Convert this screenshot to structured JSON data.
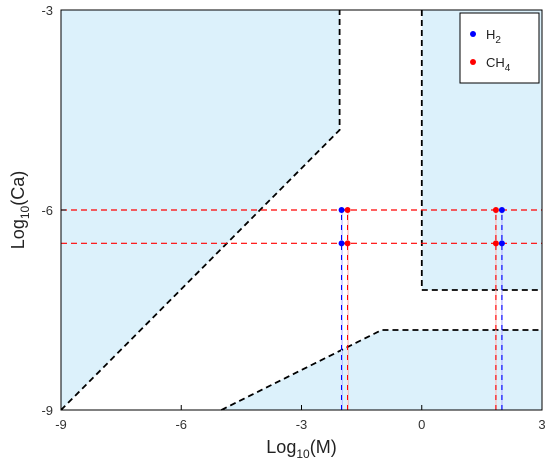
{
  "chart_data": {
    "type": "scatter",
    "xlabel": {
      "base": "Log",
      "sub": "10",
      "rest": "(M)"
    },
    "ylabel": {
      "base": "Log",
      "sub": "10",
      "rest": "(Ca)"
    },
    "xlim": [
      -9,
      3
    ],
    "ylim": [
      -9,
      -3
    ],
    "xticks": [
      {
        "value": -9,
        "label": "-9"
      },
      {
        "value": -6,
        "label": "-6"
      },
      {
        "value": -3,
        "label": "-3"
      },
      {
        "value": 0,
        "label": "0"
      },
      {
        "value": 3,
        "label": "3"
      }
    ],
    "yticks": [
      {
        "value": -9,
        "label": "-9"
      },
      {
        "value": -6,
        "label": "-6"
      },
      {
        "value": -3,
        "label": "-3"
      }
    ],
    "grid": false,
    "legend_position": "top-right",
    "shaded_region_color": "#dcf1fb",
    "shaded_regions": [
      {
        "points": [
          [
            -9,
            -9
          ],
          [
            -9,
            -3
          ],
          [
            -2.05,
            -3
          ],
          [
            -2.05,
            -4.8
          ]
        ]
      },
      {
        "points": [
          [
            0,
            -3
          ],
          [
            3,
            -3
          ],
          [
            3,
            -7.2
          ],
          [
            0,
            -7.2
          ]
        ]
      },
      {
        "points": [
          [
            -5,
            -9
          ],
          [
            -1,
            -7.8
          ],
          [
            3,
            -7.8
          ],
          [
            3,
            -9
          ]
        ]
      }
    ],
    "boundary_lines": [
      {
        "points": [
          [
            -9,
            -9
          ],
          [
            -2.05,
            -4.8
          ],
          [
            -2.05,
            -3
          ]
        ],
        "color": "#000000",
        "style": "dashed"
      },
      {
        "points": [
          [
            0,
            -3
          ],
          [
            0,
            -7.2
          ],
          [
            3,
            -7.2
          ]
        ],
        "color": "#000000",
        "style": "dashed"
      },
      {
        "points": [
          [
            -5,
            -9
          ],
          [
            -1,
            -7.8
          ],
          [
            3,
            -7.8
          ]
        ],
        "color": "#000000",
        "style": "dashed"
      }
    ],
    "reference_lines": [
      {
        "orientation": "horizontal",
        "value": -6,
        "color": "#ff0000",
        "style": "dashed"
      },
      {
        "orientation": "horizontal",
        "value": -6.5,
        "color": "#ff0000",
        "style": "dashed"
      }
    ],
    "drop_lines": [
      {
        "x": -2,
        "from_y": -6,
        "color": "#0000ff"
      },
      {
        "x": -1.85,
        "from_y": -6,
        "color": "#ff0000"
      },
      {
        "x": 1.85,
        "from_y": -6,
        "color": "#ff0000"
      },
      {
        "x": 2,
        "from_y": -6,
        "color": "#0000ff"
      }
    ],
    "series": [
      {
        "name": "H",
        "subscript": "2",
        "color": "#0000ff",
        "x": [
          -2,
          -2,
          2,
          2
        ],
        "y": [
          -6,
          -6.5,
          -6,
          -6.5
        ]
      },
      {
        "name": "CH",
        "subscript": "4",
        "color": "#ff0000",
        "x": [
          -1.85,
          -1.85,
          1.85,
          1.85
        ],
        "y": [
          -6,
          -6.5,
          -6,
          -6.5
        ]
      }
    ]
  }
}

### SHORT PROBLEM
Write out the whole listing exactly, and drop the pictures.

### EXERCISE SOLUTION
Convert this screenshot to structured JSON data.
{
  "chart_data": {
    "type": "scatter",
    "xlabel": {
      "base": "Log",
      "sub": "10",
      "rest": "(M)"
    },
    "ylabel": {
      "base": "Log",
      "sub": "10",
      "rest": "(Ca)"
    },
    "xlim": [
      -9,
      3
    ],
    "ylim": [
      -9,
      -3
    ],
    "xticks": [
      {
        "value": -9,
        "label": "-9"
      },
      {
        "value": -6,
        "label": "-6"
      },
      {
        "value": -3,
        "label": "-3"
      },
      {
        "value": 0,
        "label": "0"
      },
      {
        "value": 3,
        "label": "3"
      }
    ],
    "yticks": [
      {
        "value": -9,
        "label": "-9"
      },
      {
        "value": -6,
        "label": "-6"
      },
      {
        "value": -3,
        "label": "-3"
      }
    ],
    "grid": false,
    "legend_position": "top-right",
    "shaded_region_color": "#dcf1fb",
    "shaded_regions": [
      {
        "points": [
          [
            -9,
            -9
          ],
          [
            -9,
            -3
          ],
          [
            -2.05,
            -3
          ],
          [
            -2.05,
            -4.8
          ]
        ]
      },
      {
        "points": [
          [
            0,
            -3
          ],
          [
            3,
            -3
          ],
          [
            3,
            -7.2
          ],
          [
            0,
            -7.2
          ]
        ]
      },
      {
        "points": [
          [
            -5,
            -9
          ],
          [
            -1,
            -7.8
          ],
          [
            3,
            -7.8
          ],
          [
            3,
            -9
          ]
        ]
      }
    ],
    "boundary_lines": [
      {
        "points": [
          [
            -9,
            -9
          ],
          [
            -2.05,
            -4.8
          ],
          [
            -2.05,
            -3
          ]
        ],
        "color": "#000000",
        "style": "dashed"
      },
      {
        "points": [
          [
            0,
            -3
          ],
          [
            0,
            -7.2
          ],
          [
            3,
            -7.2
          ]
        ],
        "color": "#000000",
        "style": "dashed"
      },
      {
        "points": [
          [
            -5,
            -9
          ],
          [
            -1,
            -7.8
          ],
          [
            3,
            -7.8
          ]
        ],
        "color": "#000000",
        "style": "dashed"
      }
    ],
    "reference_lines": [
      {
        "orientation": "horizontal",
        "value": -6,
        "color": "#ff0000",
        "style": "dashed"
      },
      {
        "orientation": "horizontal",
        "value": -6.5,
        "color": "#ff0000",
        "style": "dashed"
      }
    ],
    "drop_lines": [
      {
        "x": -2,
        "from_y": -6,
        "color": "#0000ff"
      },
      {
        "x": -1.85,
        "from_y": -6,
        "color": "#ff0000"
      },
      {
        "x": 1.85,
        "from_y": -6,
        "color": "#ff0000"
      },
      {
        "x": 2,
        "from_y": -6,
        "color": "#0000ff"
      }
    ],
    "series": [
      {
        "name": "H",
        "subscript": "2",
        "color": "#0000ff",
        "x": [
          -2,
          -2,
          2,
          2
        ],
        "y": [
          -6,
          -6.5,
          -6,
          -6.5
        ]
      },
      {
        "name": "CH",
        "subscript": "4",
        "color": "#ff0000",
        "x": [
          -1.85,
          -1.85,
          1.85,
          1.85
        ],
        "y": [
          -6,
          -6.5,
          -6,
          -6.5
        ]
      }
    ]
  }
}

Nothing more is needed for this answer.